Your task is to give the data again, exactly, with every line intact.

= Dataset records =
──────────
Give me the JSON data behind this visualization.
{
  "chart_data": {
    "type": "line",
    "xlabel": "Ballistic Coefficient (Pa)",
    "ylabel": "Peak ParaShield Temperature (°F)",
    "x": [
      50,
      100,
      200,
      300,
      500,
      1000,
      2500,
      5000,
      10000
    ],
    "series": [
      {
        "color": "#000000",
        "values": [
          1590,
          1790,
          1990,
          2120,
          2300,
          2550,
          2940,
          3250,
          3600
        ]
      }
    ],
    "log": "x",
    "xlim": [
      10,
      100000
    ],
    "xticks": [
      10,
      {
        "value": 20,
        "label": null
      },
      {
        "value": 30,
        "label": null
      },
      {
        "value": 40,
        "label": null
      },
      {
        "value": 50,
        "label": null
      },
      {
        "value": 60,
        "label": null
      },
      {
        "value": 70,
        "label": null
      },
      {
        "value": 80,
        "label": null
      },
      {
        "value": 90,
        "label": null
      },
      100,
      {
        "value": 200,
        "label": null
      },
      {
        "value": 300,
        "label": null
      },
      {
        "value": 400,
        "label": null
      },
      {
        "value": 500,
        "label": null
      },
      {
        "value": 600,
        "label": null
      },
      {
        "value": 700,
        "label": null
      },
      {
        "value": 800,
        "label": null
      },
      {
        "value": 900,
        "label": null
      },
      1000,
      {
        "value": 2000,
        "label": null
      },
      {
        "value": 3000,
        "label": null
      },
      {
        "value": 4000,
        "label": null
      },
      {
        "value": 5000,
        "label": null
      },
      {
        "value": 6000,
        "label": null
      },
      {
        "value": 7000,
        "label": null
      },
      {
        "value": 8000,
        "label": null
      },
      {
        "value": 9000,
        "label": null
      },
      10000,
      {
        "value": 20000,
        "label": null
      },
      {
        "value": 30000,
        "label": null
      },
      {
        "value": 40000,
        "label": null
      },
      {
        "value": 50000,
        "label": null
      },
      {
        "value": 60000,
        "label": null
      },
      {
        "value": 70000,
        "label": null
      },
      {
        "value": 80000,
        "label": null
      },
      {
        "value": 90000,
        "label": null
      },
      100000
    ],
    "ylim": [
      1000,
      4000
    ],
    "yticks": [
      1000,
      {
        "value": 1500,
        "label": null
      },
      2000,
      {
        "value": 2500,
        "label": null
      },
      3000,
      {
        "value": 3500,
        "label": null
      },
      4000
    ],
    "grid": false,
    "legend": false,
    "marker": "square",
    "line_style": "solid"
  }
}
──────────
= ANSWER BELOW =
Give me the JSON data behind this visualization.
{
  "chart_data": {
    "type": "line",
    "xlabel": "Ballistic Coefficient (Pa)",
    "ylabel": "Peak ParaShield Temperature (°F)",
    "x": [
      50,
      100,
      200,
      300,
      500,
      1000,
      2500,
      5000,
      10000
    ],
    "series": [
      {
        "color": "#000000",
        "values": [
          1590,
          1790,
          1990,
          2120,
          2300,
          2550,
          2940,
          3250,
          3600
        ]
      }
    ],
    "log": "x",
    "xlim": [
      10,
      100000
    ],
    "xticks": [
      10,
      {
        "value": 20,
        "label": null
      },
      {
        "value": 30,
        "label": null
      },
      {
        "value": 40,
        "label": null
      },
      {
        "value": 50,
        "label": null
      },
      {
        "value": 60,
        "label": null
      },
      {
        "value": 70,
        "label": null
      },
      {
        "value": 80,
        "label": null
      },
      {
        "value": 90,
        "label": null
      },
      100,
      {
        "value": 200,
        "label": null
      },
      {
        "value": 300,
        "label": null
      },
      {
        "value": 400,
        "label": null
      },
      {
        "value": 500,
        "label": null
      },
      {
        "value": 600,
        "label": null
      },
      {
        "value": 700,
        "label": null
      },
      {
        "value": 800,
        "label": null
      },
      {
        "value": 900,
        "label": null
      },
      1000,
      {
        "value": 2000,
        "label": null
      },
      {
        "value": 3000,
        "label": null
      },
      {
        "value": 4000,
        "label": null
      },
      {
        "value": 5000,
        "label": null
      },
      {
        "value": 6000,
        "label": null
      },
      {
        "value": 7000,
        "label": null
      },
      {
        "value": 8000,
        "label": null
      },
      {
        "value": 9000,
        "label": null
      },
      10000,
      {
        "value": 20000,
        "label": null
      },
      {
        "value": 30000,
        "label": null
      },
      {
        "value": 40000,
        "label": null
      },
      {
        "value": 50000,
        "label": null
      },
      {
        "value": 60000,
        "label": null
      },
      {
        "value": 70000,
        "label": null
      },
      {
        "value": 80000,
        "label": null
      },
      {
        "value": 90000,
        "label": null
      },
      100000
    ],
    "ylim": [
      1000,
      4000
    ],
    "yticks": [
      1000,
      {
        "value": 1500,
        "label": null
      },
      2000,
      {
        "value": 2500,
        "label": null
      },
      3000,
      {
        "value": 3500,
        "label": null
      },
      4000
    ],
    "grid": false,
    "legend": false,
    "marker": "square",
    "line_style": "solid"
  }
}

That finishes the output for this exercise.